#### Problem:
Below are some records; retype all of them exactly.

(Extracted records)
[BEGIN]
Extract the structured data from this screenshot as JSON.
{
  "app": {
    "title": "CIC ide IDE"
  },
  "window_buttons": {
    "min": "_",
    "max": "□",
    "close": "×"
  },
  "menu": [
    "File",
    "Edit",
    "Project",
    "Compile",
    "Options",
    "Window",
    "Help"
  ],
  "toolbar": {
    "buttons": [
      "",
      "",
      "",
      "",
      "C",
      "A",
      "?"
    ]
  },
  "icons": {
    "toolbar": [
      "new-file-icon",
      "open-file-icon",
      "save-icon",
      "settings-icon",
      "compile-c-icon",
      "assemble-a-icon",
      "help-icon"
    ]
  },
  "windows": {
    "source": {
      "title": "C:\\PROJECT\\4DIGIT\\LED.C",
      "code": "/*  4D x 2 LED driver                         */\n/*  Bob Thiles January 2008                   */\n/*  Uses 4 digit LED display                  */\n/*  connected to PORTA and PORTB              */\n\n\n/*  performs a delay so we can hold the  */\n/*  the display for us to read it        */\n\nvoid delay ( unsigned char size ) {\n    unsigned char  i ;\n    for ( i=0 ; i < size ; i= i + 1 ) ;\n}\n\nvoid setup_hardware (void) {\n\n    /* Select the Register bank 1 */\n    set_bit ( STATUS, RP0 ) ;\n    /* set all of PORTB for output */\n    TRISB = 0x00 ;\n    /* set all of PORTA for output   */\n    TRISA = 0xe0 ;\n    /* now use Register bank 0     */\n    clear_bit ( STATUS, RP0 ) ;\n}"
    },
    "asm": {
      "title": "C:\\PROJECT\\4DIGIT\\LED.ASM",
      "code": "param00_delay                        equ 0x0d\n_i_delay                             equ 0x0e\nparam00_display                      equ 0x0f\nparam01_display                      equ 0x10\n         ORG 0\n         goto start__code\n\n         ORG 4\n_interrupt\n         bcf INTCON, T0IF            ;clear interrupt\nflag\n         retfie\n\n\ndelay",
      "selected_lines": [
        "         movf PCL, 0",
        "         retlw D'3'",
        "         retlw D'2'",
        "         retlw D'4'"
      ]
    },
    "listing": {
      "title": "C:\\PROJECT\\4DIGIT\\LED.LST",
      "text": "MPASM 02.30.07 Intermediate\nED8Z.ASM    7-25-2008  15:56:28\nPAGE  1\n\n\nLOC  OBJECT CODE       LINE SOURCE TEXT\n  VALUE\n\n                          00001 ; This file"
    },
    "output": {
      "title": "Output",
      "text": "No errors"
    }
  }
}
[END]
#### Solved exercise:
Extract the structured data from this screenshot as JSON.
{
  "app": {
    "title": "CIC ide IDE"
  },
  "window_buttons": {
    "min": "_",
    "max": "□",
    "close": "×"
  },
  "menu": [
    "File",
    "Edit",
    "Project",
    "Compile",
    "Options",
    "Window",
    "Help"
  ],
  "toolbar": {
    "buttons": [
      "",
      "",
      "",
      "",
      "C",
      "A",
      "?"
    ]
  },
  "icons": {
    "toolbar": [
      "new-file-icon",
      "open-file-icon",
      "save-icon",
      "settings-icon",
      "compile-c-icon",
      "assemble-a-icon",
      "help-icon"
    ]
  },
  "windows": {
    "source": {
      "title": "C:\\PROJECT\\4DIGIT\\LED.C",
      "code": "/*  4D x 2 LED driver                         */\n/*  Bob Thiles January 2008                   */\n/*  Uses 4 digit LED display                  */\n/*  connected to PORTA and PORTB              */\n\n\n/*  performs a delay so we can hold the  */\n/*  the display for us to read it        */\n\nvoid delay ( unsigned char size ) {\n    unsigned char  i ;\n    for ( i=0 ; i < size ; i= i + 1 ) ;\n}\n\nvoid setup_hardware (void) {\n\n    /* Select the Register bank 1 */\n    set_bit ( STATUS, RP0 ) ;\n    /* set all of PORTB for output */\n    TRISB = 0x00 ;\n    /* set all of PORTA for output   */\n    TRISA = 0xe0 ;\n    /* now use Register bank 0     */\n    clear_bit ( STATUS, RP0 ) ;\n}"
    },
    "asm": {
      "title": "C:\\PROJECT\\4DIGIT\\LED.ASM",
      "code": "param00_delay                        equ 0x0d\n_i_delay                             equ 0x0e\nparam00_display                      equ 0x0f\nparam01_display                      equ 0x10\n         ORG 0\n         goto start__code\n\n         ORG 4\n_interrupt\n         bcf INTCON, T0IF            ;clear interrupt\nflag\n         retfie\n\n\ndelay",
      "selected_lines": [
        "         movf PCL, 0",
        "         retlw D'3'",
        "         retlw D'2'",
        "         retlw D'4'"
      ]
    },
    "listing": {
      "title": "C:\\PROJECT\\4DIGIT\\LED.LST",
      "text": "MPASM 02.30.07 Intermediate\nED8Z.ASM    7-25-2008  15:56:28\nPAGE  1\n\n\nLOC  OBJECT CODE       LINE SOURCE TEXT\n  VALUE\n\n                          00001 ; This file"
    },
    "output": {
      "title": "Output",
      "text": "No errors"
    }
  }
}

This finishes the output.